+++ Information provided

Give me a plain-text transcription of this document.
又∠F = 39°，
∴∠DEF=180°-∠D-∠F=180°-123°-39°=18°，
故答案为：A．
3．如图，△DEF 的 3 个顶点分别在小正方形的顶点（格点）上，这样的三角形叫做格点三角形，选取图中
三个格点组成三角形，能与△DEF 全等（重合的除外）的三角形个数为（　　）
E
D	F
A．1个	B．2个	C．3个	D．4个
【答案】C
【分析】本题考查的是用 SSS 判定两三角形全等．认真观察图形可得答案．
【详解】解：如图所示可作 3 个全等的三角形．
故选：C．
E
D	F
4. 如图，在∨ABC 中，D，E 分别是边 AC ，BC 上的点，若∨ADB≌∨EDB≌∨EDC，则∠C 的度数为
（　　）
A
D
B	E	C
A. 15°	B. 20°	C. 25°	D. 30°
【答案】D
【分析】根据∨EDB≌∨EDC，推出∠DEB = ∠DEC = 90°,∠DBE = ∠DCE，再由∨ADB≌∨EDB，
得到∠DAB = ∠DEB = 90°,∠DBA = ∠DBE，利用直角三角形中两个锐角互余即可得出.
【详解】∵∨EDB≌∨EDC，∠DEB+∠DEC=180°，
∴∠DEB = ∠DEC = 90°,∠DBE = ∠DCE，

++++++

### [Your objective]
Return every entry verbatim.

### [Worked answer]
Give me a plain-text transcription of this document.
又∠F = 39°，
∴∠DEF=180°-∠D-∠F=180°-123°-39°=18°，
故答案为：A．
3．如图，△DEF 的 3 个顶点分别在小正方形的顶点（格点）上，这样的三角形叫做格点三角形，选取图中
三个格点组成三角形，能与△DEF 全等（重合的除外）的三角形个数为（　　）
E
D	F
A．1个	B．2个	C．3个	D．4个
【答案】C
【分析】本题考查的是用 SSS 判定两三角形全等．认真观察图形可得答案．
【详解】解：如图所示可作 3 个全等的三角形．
故选：C．
E
D	F
4. 如图，在∨ABC 中，D，E 分别是边 AC ，BC 上的点，若∨ADB≌∨EDB≌∨EDC，则∠C 的度数为
（　　）
A
D
B	E	C
A. 15°	B. 20°	C. 25°	D. 30°
【答案】D
【分析】根据∨EDB≌∨EDC，推出∠DEB = ∠DEC = 90°,∠DBE = ∠DCE，再由∨ADB≌∨EDB，
得到∠DAB = ∠DEB = 90°,∠DBA = ∠DBE，利用直角三角形中两个锐角互余即可得出.
【详解】∵∨EDB≌∨EDC，∠DEB+∠DEC=180°，
∴∠DEB = ∠DEC = 90°,∠DBE = ∠DCE，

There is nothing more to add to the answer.